> DIRECTIVE
Please copy all the lines that follow, word for word.
=======
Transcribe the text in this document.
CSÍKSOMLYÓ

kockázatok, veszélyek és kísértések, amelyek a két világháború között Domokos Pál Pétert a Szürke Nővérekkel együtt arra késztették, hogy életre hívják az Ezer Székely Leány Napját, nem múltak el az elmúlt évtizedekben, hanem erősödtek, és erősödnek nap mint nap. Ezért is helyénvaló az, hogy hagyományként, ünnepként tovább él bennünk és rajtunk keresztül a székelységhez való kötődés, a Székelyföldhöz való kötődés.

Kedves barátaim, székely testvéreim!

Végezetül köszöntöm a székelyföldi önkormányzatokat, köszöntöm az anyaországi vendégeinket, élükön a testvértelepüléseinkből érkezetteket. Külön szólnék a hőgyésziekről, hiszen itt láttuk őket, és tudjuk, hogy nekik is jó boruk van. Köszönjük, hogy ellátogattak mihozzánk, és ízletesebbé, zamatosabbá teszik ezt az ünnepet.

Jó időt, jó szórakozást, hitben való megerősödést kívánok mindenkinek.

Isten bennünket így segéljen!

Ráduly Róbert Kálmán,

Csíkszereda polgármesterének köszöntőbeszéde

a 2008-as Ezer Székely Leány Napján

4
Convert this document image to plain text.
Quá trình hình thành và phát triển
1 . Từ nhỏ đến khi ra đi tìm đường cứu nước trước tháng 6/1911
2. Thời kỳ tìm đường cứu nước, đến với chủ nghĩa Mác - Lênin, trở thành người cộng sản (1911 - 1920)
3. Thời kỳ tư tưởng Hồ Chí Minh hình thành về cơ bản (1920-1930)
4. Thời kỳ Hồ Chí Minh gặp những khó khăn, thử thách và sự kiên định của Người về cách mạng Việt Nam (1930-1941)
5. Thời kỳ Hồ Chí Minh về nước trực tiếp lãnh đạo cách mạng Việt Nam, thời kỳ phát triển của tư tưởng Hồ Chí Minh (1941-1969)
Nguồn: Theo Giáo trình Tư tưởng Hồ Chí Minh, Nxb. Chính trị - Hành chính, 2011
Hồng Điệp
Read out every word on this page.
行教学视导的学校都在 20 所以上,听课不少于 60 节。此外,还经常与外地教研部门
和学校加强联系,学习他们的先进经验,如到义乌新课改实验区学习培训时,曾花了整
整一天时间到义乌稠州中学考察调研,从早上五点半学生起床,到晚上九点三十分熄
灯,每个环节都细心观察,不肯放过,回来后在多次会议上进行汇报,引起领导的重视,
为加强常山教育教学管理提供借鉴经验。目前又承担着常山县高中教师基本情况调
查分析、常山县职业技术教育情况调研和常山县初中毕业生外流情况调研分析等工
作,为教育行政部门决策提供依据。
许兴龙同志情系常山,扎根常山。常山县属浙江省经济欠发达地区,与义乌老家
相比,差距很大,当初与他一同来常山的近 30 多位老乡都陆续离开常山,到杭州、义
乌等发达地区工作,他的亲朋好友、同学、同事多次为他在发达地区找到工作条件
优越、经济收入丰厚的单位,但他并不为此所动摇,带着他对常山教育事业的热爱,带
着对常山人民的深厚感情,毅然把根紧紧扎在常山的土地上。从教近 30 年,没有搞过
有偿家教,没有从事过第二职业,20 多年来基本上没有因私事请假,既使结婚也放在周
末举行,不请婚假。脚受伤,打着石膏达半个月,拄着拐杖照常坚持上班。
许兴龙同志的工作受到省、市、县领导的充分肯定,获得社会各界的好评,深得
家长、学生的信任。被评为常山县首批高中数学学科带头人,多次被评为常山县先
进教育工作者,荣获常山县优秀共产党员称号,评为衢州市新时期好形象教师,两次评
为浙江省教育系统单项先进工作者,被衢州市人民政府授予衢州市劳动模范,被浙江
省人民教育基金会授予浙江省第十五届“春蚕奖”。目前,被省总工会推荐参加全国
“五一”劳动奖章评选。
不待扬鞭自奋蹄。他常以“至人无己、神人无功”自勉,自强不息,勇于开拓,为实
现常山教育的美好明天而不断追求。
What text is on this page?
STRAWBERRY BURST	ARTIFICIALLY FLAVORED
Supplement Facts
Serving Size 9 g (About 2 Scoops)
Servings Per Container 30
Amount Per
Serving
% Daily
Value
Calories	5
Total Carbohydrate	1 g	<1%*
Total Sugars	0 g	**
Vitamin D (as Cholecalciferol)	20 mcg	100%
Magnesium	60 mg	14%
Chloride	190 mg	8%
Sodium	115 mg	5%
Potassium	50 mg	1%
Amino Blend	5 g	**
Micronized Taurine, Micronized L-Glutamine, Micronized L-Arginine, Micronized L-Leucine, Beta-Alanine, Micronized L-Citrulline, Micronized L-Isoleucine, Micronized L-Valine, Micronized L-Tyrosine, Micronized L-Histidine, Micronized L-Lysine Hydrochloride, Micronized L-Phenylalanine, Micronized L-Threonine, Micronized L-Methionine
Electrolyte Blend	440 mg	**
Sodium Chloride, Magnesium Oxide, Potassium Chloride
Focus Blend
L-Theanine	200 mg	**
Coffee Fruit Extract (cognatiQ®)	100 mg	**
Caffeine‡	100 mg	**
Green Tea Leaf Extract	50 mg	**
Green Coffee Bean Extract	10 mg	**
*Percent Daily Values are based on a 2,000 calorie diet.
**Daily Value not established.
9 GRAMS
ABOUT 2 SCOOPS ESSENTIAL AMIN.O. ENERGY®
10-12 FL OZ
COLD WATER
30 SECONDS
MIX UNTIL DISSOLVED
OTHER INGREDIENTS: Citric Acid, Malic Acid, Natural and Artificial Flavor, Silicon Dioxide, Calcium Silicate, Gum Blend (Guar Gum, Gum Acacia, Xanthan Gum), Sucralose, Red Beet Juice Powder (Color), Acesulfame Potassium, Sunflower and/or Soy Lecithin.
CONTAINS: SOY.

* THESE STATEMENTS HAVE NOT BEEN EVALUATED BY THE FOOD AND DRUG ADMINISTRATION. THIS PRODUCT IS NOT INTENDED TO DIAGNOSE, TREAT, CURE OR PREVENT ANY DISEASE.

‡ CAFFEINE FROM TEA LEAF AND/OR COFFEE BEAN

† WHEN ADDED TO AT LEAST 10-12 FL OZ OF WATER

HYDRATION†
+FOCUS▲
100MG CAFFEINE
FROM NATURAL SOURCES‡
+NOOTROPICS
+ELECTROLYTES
=======
> THE RESULT
Transcribe the text in this document.
CSÍKSOMLYÓ

kockázatok, veszélyek és kísértések, amelyek a két világháború között Domokos Pál Pétert a Szürke Nővérekkel együtt arra késztették, hogy életre hívják az Ezer Székely Leány Napját, nem múltak el az elmúlt évtizedekben, hanem erősödtek, és erősödnek nap mint nap. Ezért is helyénvaló az, hogy hagyományként, ünnepként tovább él bennünk és rajtunk keresztül a székelységhez való kötődés, a Székelyföldhöz való kötődés.

Kedves barátaim, székely testvéreim!

Végezetül köszöntöm a székelyföldi önkormányzatokat, köszöntöm az anyaországi vendégeinket, élükön a testvértelepüléseinkből érkezetteket. Külön szólnék a hőgyésziekről, hiszen itt láttuk őket, és tudjuk, hogy nekik is jó boruk van. Köszönjük, hogy ellátogattak mihozzánk, és ízletesebbé, zamatosabbá teszik ezt az ünnepet.

Jó időt, jó szórakozást, hitben való megerősödést kívánok mindenkinek.

Isten bennünket így segéljen!

Ráduly Róbert Kálmán,

Csíkszereda polgármesterének köszöntőbeszéde

a 2008-as Ezer Székely Leány Napján

4
Convert this document image to plain text.
Quá trình hình thành và phát triển
1 . Từ nhỏ đến khi ra đi tìm đường cứu nước trước tháng 6/1911
2. Thời kỳ tìm đường cứu nước, đến với chủ nghĩa Mác - Lênin, trở thành người cộng sản (1911 - 1920)
3. Thời kỳ tư tưởng Hồ Chí Minh hình thành về cơ bản (1920-1930)
4. Thời kỳ Hồ Chí Minh gặp những khó khăn, thử thách và sự kiên định của Người về cách mạng Việt Nam (1930-1941)
5. Thời kỳ Hồ Chí Minh về nước trực tiếp lãnh đạo cách mạng Việt Nam, thời kỳ phát triển của tư tưởng Hồ Chí Minh (1941-1969)
Nguồn: Theo Giáo trình Tư tưởng Hồ Chí Minh, Nxb. Chính trị - Hành chính, 2011
Hồng Điệp
Read out every word on this page.
行教学视导的学校都在 20 所以上,听课不少于 60 节。此外,还经常与外地教研部门
和学校加强联系,学习他们的先进经验,如到义乌新课改实验区学习培训时,曾花了整
整一天时间到义乌稠州中学考察调研,从早上五点半学生起床,到晚上九点三十分熄
灯,每个环节都细心观察,不肯放过,回来后在多次会议上进行汇报,引起领导的重视,
为加强常山教育教学管理提供借鉴经验。目前又承担着常山县高中教师基本情况调
查分析、常山县职业技术教育情况调研和常山县初中毕业生外流情况调研分析等工
作,为教育行政部门决策提供依据。
许兴龙同志情系常山,扎根常山。常山县属浙江省经济欠发达地区,与义乌老家
相比,差距很大,当初与他一同来常山的近 30 多位老乡都陆续离开常山,到杭州、义
乌等发达地区工作,他的亲朋好友、同学、同事多次为他在发达地区找到工作条件
优越、经济收入丰厚的单位,但他并不为此所动摇,带着他对常山教育事业的热爱,带
着对常山人民的深厚感情,毅然把根紧紧扎在常山的土地上。从教近 30 年,没有搞过
有偿家教,没有从事过第二职业,20 多年来基本上没有因私事请假,既使结婚也放在周
末举行,不请婚假。脚受伤,打着石膏达半个月,拄着拐杖照常坚持上班。
许兴龙同志的工作受到省、市、县领导的充分肯定,获得社会各界的好评,深得
家长、学生的信任。被评为常山县首批高中数学学科带头人,多次被评为常山县先
进教育工作者,荣获常山县优秀共产党员称号,评为衢州市新时期好形象教师,两次评
为浙江省教育系统单项先进工作者,被衢州市人民政府授予衢州市劳动模范,被浙江
省人民教育基金会授予浙江省第十五届“春蚕奖”。目前,被省总工会推荐参加全国
“五一”劳动奖章评选。
不待扬鞭自奋蹄。他常以“至人无己、神人无功”自勉,自强不息,勇于开拓,为实
现常山教育的美好明天而不断追求。
What text is on this page?
STRAWBERRY BURST	ARTIFICIALLY FLAVORED
Supplement Facts
Serving Size 9 g (About 2 Scoops)
Servings Per Container 30
Amount Per
Serving
% Daily
Value
Calories	5
Total Carbohydrate	1 g	<1%*
Total Sugars	0 g	**
Vitamin D (as Cholecalciferol)	20 mcg	100%
Magnesium	60 mg	14%
Chloride	190 mg	8%
Sodium	115 mg	5%
Potassium	50 mg	1%
Amino Blend	5 g	**
Micronized Taurine, Micronized L-Glutamine, Micronized L-Arginine, Micronized L-Leucine, Beta-Alanine, Micronized L-Citrulline, Micronized L-Isoleucine, Micronized L-Valine, Micronized L-Tyrosine, Micronized L-Histidine, Micronized L-Lysine Hydrochloride, Micronized L-Phenylalanine, Micronized L-Threonine, Micronized L-Methionine
Electrolyte Blend	440 mg	**
Sodium Chloride, Magnesium Oxide, Potassium Chloride
Focus Blend
L-Theanine	200 mg	**
Coffee Fruit Extract (cognatiQ®)	100 mg	**
Caffeine‡	100 mg	**
Green Tea Leaf Extract	50 mg	**
Green Coffee Bean Extract	10 mg	**
*Percent Daily Values are based on a 2,000 calorie diet.
**Daily Value not established.
9 GRAMS
ABOUT 2 SCOOPS ESSENTIAL AMIN.O. ENERGY®
10-12 FL OZ
COLD WATER
30 SECONDS
MIX UNTIL DISSOLVED
OTHER INGREDIENTS: Citric Acid, Malic Acid, Natural and Artificial Flavor, Silicon Dioxide, Calcium Silicate, Gum Blend (Guar Gum, Gum Acacia, Xanthan Gum), Sucralose, Red Beet Juice Powder (Color), Acesulfame Potassium, Sunflower and/or Soy Lecithin.
CONTAINS: SOY.

* THESE STATEMENTS HAVE NOT BEEN EVALUATED BY THE FOOD AND DRUG ADMINISTRATION. THIS PRODUCT IS NOT INTENDED TO DIAGNOSE, TREAT, CURE OR PREVENT ANY DISEASE.

‡ CAFFEINE FROM TEA LEAF AND/OR COFFEE BEAN

† WHEN ADDED TO AT LEAST 10-12 FL OZ OF WATER

HYDRATION†
+FOCUS▲
100MG CAFFEINE
FROM NATURAL SOURCES‡
+NOOTROPICS
+ELECTROLYTES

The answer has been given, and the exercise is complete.